GIVEN DATA:

◇ ◇ ◇

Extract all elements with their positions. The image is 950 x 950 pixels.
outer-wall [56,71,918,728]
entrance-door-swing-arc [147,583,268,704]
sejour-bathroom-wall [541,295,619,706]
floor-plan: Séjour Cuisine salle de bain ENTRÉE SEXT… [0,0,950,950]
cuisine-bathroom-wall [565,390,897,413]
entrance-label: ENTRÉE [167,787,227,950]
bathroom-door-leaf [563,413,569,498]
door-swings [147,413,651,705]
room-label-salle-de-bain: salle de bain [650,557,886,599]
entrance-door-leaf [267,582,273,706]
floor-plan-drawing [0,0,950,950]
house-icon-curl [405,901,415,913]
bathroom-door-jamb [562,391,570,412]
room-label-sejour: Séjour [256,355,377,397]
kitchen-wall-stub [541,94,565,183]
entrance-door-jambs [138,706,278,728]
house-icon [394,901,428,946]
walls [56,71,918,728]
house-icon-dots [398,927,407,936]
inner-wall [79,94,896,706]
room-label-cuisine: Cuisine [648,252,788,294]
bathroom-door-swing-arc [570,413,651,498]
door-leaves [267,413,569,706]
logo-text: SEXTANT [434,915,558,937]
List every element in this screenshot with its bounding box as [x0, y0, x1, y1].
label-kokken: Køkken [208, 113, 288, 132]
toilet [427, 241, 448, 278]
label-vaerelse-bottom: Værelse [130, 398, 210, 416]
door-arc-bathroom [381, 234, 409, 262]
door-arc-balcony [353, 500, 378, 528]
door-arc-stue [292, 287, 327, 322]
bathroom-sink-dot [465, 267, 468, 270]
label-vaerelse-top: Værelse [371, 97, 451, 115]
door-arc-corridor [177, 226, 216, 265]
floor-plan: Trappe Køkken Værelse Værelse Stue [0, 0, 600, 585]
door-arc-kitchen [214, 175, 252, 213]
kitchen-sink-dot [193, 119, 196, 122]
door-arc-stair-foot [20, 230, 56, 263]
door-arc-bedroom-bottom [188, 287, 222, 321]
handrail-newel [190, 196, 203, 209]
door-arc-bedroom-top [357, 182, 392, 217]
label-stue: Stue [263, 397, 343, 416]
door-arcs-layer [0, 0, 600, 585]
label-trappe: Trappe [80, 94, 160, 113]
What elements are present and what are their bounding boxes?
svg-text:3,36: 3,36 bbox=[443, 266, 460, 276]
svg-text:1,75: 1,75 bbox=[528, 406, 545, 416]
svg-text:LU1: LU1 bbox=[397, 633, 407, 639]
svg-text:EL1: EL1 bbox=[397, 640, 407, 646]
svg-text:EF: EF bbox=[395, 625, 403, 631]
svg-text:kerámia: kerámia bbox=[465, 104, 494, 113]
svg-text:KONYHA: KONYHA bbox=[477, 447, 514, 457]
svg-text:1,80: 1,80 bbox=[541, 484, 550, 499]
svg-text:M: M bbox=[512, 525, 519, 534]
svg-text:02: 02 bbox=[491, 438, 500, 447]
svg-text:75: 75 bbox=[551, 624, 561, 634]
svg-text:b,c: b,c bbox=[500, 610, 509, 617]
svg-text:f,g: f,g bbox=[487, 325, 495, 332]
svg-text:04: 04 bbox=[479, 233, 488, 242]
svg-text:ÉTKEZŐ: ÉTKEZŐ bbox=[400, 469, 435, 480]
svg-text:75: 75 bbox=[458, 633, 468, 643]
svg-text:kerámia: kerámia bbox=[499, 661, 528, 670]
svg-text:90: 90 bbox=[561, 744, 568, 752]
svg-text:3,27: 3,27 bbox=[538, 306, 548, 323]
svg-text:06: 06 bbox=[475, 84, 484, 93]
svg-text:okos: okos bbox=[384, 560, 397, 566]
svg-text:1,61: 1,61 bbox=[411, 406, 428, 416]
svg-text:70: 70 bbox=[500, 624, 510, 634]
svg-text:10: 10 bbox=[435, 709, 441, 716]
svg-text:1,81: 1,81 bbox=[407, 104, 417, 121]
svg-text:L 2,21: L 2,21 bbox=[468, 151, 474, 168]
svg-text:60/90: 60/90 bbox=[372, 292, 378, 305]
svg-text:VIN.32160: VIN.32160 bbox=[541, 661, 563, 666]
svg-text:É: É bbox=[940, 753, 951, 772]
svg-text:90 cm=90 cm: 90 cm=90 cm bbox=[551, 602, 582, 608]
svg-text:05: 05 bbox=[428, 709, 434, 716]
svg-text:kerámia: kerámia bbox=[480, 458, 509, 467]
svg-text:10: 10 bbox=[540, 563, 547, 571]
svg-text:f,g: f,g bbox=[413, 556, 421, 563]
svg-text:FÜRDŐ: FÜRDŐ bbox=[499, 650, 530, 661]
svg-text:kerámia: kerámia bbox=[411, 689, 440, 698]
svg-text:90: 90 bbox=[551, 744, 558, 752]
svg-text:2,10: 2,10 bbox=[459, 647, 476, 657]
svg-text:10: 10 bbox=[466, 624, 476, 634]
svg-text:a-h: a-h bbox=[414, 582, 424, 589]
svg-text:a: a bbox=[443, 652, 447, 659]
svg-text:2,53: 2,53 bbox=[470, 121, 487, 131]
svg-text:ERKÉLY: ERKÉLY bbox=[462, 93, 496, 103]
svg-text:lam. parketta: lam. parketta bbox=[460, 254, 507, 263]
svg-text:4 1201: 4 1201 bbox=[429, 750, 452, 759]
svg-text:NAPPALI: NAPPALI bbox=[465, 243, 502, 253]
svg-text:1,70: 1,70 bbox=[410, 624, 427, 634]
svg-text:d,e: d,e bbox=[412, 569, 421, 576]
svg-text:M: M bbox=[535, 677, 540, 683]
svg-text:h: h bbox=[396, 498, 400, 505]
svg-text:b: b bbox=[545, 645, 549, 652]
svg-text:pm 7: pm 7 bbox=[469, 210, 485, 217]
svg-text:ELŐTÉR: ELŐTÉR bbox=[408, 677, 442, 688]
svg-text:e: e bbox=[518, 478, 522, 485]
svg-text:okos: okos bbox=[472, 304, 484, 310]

◇ ◇ ◇

STATED EXERCISE:
Duplicate, without alteration, every line from the beginning of the rows through the line containing "svg-text:kerámia: kerámia bbox=[465, 104, 494, 113]", both ends included.

COMPLETE ANSWER:
Extract all elements with their positions. The image is 950 x 950 pixels.
outer-wall [56,71,918,728]
entrance-door-swing-arc [147,583,268,704]
sejour-bathroom-wall [541,295,619,706]
floor-plan: Séjour Cuisine salle de bain ENTRÉE SEXT… [0,0,950,950]
cuisine-bathroom-wall [565,390,897,413]
entrance-label: ENTRÉE [167,787,227,950]
bathroom-door-leaf [563,413,569,498]
door-swings [147,413,651,705]
room-label-salle-de-bain: salle de bain [650,557,886,599]
entrance-door-leaf [267,582,273,706]
floor-plan-drawing [0,0,950,950]
house-icon-curl [405,901,415,913]
bathroom-door-jamb [562,391,570,412]
room-label-sejour: Séjour [256,355,377,397]
kitchen-wall-stub [541,94,565,183]
entrance-door-jambs [138,706,278,728]
house-icon [394,901,428,946]
walls [56,71,918,728]
house-icon-dots [398,927,407,936]
inner-wall [79,94,896,706]
room-label-cuisine: Cuisine [648,252,788,294]
bathroom-door-swing-arc [570,413,651,498]
door-leaves [267,413,569,706]
logo-text: SEXTANT [434,915,558,937]
List every element in this screenshot with its bounding box as [x0, y0, x1, y1].
label-kokken: Køkken [208, 113, 288, 132]
toilet [427, 241, 448, 278]
label-vaerelse-bottom: Værelse [130, 398, 210, 416]
door-arc-bathroom [381, 234, 409, 262]
door-arc-balcony [353, 500, 378, 528]
door-arc-stue [292, 287, 327, 322]
bathroom-sink-dot [465, 267, 468, 270]
label-vaerelse-top: Værelse [371, 97, 451, 115]
door-arc-corridor [177, 226, 216, 265]
floor-plan: Trappe Køkken Værelse Værelse Stue [0, 0, 600, 585]
door-arc-kitchen [214, 175, 252, 213]
kitchen-sink-dot [193, 119, 196, 122]
door-arc-stair-foot [20, 230, 56, 263]
door-arc-bedroom-bottom [188, 287, 222, 321]
handrail-newel [190, 196, 203, 209]
door-arc-bedroom-top [357, 182, 392, 217]
label-stue: Stue [263, 397, 343, 416]
door-arcs-layer [0, 0, 600, 585]
label-trappe: Trappe [80, 94, 160, 113]
What elements are present and what are their bounding boxes?
svg-text:3,36: 3,36 bbox=[443, 266, 460, 276]
svg-text:1,75: 1,75 bbox=[528, 406, 545, 416]
svg-text:LU1: LU1 bbox=[397, 633, 407, 639]
svg-text:EL1: EL1 bbox=[397, 640, 407, 646]
svg-text:EF: EF bbox=[395, 625, 403, 631]
svg-text:kerámia: kerámia bbox=[465, 104, 494, 113]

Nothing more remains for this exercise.